■ **What to produce**
Find the word "title" in the material below and gather every line that contains it.

[Stored data]

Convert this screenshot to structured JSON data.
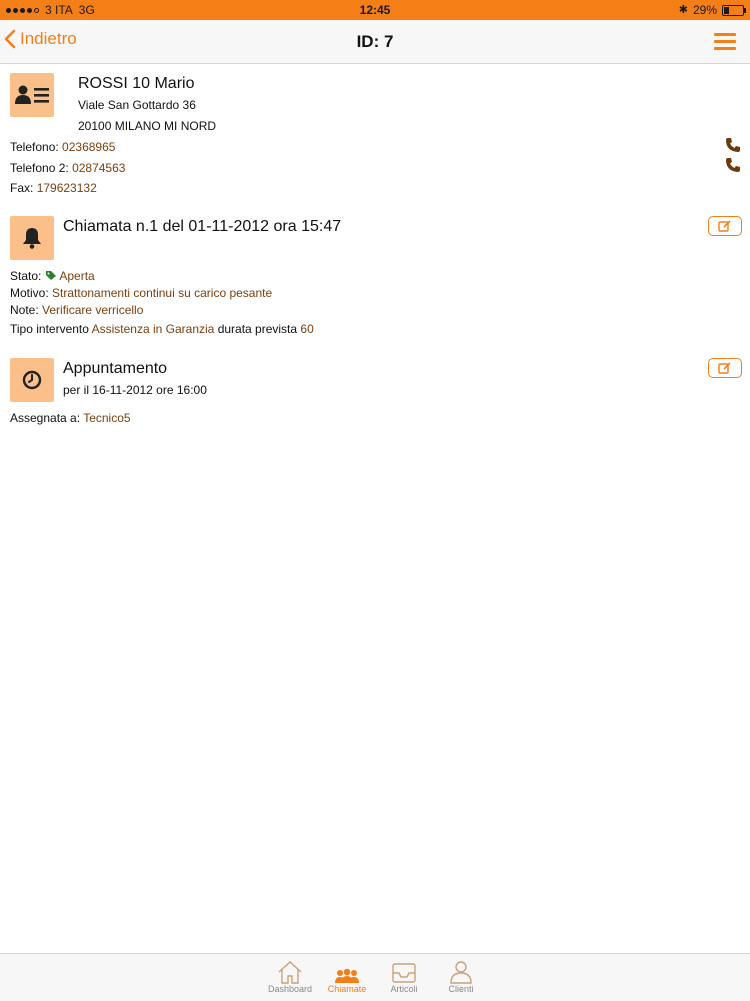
{
  "status_bar": {
    "carrier": "3 ITA",
    "network": "3G",
    "time": "12:45",
    "battery": "29%",
    "battery_level": 0.29
  },
  "nav": {
    "back_label": "Indietro",
    "title": "ID: 7",
    "accent_color": "#f57f17"
  },
  "customer": {
    "name": "ROSSI 10 Mario",
    "address_line1": "Viale San Gottardo  36",
    "address_line2": "20100  MILANO  MI  NORD",
    "phone_label": "Telefono:",
    "phone": "02368965",
    "phone2_label": "Telefono 2:",
    "phone2": "02874563",
    "fax_label": "Fax:",
    "fax": "179623132"
  },
  "call": {
    "title": "Chiamata n.1 del 01-11-2012 ora 15:47",
    "stato_label": "Stato:",
    "stato": "Aperta",
    "motivo_label": "Motivo:",
    "motivo": "Strattonamenti continui su carico pesante",
    "note_label": "Note:",
    "note": "Verificare verricello",
    "tipo_label": "Tipo intervento",
    "tipo": "Assistenza in Garanzia",
    "durata_label": "durata prevista",
    "durata": "60"
  },
  "appointment": {
    "title": "Appuntamento",
    "date": "per il 16-11-2012 ore 16:00",
    "assigned_label": "Assegnata a:",
    "assigned": "Tecnico5"
  },
  "tabs": [
    {
      "label": "Dashboard",
      "icon": "home-icon"
    },
    {
      "label": "Chiamate",
      "icon": "group-icon"
    },
    {
      "label": "Articoli",
      "icon": "inbox-icon"
    },
    {
      "label": "Clienti",
      "icon": "user-icon"
    }
  ]
}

■ **Task result**
    "title": "ID: 7",
    "title": "Chiamata n.1 del 01-11-2012 ora 15:47",
    "title": "Appuntamento",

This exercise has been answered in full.